◆ Task details ◆
If a line of the records holds the word "would", copy it out.

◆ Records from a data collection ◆
----------------

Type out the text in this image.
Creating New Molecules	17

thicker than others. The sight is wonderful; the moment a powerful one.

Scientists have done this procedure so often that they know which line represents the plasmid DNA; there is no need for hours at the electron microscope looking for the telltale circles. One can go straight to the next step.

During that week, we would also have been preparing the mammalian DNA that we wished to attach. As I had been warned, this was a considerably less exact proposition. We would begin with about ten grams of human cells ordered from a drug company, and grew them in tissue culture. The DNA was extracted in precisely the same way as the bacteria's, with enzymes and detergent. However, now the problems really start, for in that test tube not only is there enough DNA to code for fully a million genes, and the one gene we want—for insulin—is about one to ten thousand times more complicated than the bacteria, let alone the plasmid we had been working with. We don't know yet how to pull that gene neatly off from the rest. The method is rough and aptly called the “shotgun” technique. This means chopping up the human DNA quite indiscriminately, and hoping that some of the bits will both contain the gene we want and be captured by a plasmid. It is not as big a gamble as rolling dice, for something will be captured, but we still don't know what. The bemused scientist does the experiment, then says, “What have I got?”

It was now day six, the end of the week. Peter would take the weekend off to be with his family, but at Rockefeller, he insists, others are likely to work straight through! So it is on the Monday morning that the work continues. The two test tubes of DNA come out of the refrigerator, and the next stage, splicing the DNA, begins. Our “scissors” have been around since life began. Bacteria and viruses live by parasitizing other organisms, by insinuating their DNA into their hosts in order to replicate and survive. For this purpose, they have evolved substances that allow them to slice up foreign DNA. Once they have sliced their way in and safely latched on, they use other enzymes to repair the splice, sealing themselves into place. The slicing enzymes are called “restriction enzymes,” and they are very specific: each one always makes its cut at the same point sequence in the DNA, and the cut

----------------

◆ Your solution ◆
During that week, we would also have been preparing the mammalian DNA that we wished to attach. As I had been warned, this was a considerably less exact proposition. We would begin with about ten grams of human cells ordered from a drug company, and grew them in tissue culture. The DNA was extracted in precisely the same way as the bacteria's, with enzymes and detergent. However, now the problems really start, for in that test tube not only is there enough DNA to code for fully a million genes, and the one gene we want—for insulin—is about one to ten thousand times more complicated than the bacteria, let alone the plasmid we had been working with. We don't know yet how to pull that gene neatly off from the rest. The method is rough and aptly called the “shotgun” technique. This means chopping up the human DNA quite indiscriminately, and hoping that some of the bits will both contain the gene we want and be captured by a plasmid. It is not as big a gamble as rolling dice, for something will be captured, but we still don't know what. The bemused scientist does the experiment, then says, “What have I got?”
It was now day six, the end of the week. Peter would take the weekend off to be with his family, but at Rockefeller, he insists, others are likely to work straight through! So it is on the Monday morning that the work continues. The two test tubes of DNA come out of the refrigerator, and the next stage, splicing the DNA, begins. Our “scissors” have been around since life began. Bacteria and viruses live by parasitizing other organisms, by insinuating their DNA into their hosts in order to replicate and survive. For this purpose, they have evolved substances that allow them to slice up foreign DNA. Once they have sliced their way in and safely latched on, they use other enzymes to repair the splice, sealing themselves into place. The slicing enzymes are called “restriction enzymes,” and they are very specific: each one always makes its cut at the same point sequence in the DNA, and the cut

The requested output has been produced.